Data rows:
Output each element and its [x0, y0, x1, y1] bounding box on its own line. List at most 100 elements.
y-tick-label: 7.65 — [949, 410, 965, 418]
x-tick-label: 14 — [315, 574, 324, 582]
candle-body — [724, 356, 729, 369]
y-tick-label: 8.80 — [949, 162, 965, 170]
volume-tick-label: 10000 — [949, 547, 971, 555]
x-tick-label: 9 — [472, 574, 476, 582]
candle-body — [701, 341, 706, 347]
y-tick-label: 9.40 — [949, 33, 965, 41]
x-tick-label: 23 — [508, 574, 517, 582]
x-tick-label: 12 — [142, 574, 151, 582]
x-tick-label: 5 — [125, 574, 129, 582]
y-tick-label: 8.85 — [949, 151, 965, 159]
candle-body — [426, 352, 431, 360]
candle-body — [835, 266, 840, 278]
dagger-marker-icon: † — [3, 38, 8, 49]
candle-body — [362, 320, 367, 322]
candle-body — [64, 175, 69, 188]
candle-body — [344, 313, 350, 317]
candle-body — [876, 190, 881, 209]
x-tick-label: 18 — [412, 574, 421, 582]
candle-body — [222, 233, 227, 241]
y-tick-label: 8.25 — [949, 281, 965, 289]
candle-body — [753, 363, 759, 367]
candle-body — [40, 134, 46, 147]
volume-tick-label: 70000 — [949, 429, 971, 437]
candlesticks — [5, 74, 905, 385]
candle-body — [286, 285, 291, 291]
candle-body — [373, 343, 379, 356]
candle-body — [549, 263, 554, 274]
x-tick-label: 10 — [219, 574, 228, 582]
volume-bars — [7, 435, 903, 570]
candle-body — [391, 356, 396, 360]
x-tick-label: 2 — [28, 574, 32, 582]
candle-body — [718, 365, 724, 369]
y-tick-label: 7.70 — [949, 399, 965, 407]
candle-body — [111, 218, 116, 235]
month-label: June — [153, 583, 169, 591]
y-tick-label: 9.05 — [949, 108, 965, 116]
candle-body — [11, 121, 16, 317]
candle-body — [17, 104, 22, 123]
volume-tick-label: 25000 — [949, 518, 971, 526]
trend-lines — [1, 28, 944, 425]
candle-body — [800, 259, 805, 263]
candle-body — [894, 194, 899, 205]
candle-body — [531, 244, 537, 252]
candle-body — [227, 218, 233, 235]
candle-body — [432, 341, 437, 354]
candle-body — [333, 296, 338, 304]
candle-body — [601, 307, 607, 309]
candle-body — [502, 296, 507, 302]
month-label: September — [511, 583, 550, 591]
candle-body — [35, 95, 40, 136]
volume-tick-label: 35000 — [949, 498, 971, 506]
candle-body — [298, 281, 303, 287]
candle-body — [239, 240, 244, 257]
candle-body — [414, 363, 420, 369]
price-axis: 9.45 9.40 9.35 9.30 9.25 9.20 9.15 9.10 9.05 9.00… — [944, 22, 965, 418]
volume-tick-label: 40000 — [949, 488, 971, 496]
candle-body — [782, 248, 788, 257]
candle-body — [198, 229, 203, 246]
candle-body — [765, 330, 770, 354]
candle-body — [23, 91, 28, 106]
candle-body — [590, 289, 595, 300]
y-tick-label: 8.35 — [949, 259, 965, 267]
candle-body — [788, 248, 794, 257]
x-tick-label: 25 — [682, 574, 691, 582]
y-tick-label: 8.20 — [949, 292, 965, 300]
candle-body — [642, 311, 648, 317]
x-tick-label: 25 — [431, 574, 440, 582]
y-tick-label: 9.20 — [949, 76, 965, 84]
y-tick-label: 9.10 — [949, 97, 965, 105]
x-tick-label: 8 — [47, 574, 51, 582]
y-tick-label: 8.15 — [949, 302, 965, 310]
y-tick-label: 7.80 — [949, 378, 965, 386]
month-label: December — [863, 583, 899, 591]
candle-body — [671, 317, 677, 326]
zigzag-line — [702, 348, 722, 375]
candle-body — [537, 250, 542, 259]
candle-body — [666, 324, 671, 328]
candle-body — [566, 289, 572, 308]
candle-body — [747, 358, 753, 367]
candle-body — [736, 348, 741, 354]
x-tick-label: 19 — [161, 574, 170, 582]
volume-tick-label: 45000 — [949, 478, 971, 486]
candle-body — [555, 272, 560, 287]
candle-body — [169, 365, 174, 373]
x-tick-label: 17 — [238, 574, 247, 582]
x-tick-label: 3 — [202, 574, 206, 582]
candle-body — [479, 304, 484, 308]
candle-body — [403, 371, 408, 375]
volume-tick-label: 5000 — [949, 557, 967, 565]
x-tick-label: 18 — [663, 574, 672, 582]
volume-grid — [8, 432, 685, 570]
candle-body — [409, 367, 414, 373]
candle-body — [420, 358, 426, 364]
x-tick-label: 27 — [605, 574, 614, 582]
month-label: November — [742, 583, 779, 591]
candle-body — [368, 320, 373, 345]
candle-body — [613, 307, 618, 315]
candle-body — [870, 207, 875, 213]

Stated exercise: Locate each line of the records above that contains the string "month", treating uppercase and lowercase as different, and copy those lines out in full.

Response:
month-label: June — [153, 583, 169, 591]
month-label: September — [511, 583, 550, 591]
month-label: December — [863, 583, 899, 591]
month-label: November — [742, 583, 779, 591]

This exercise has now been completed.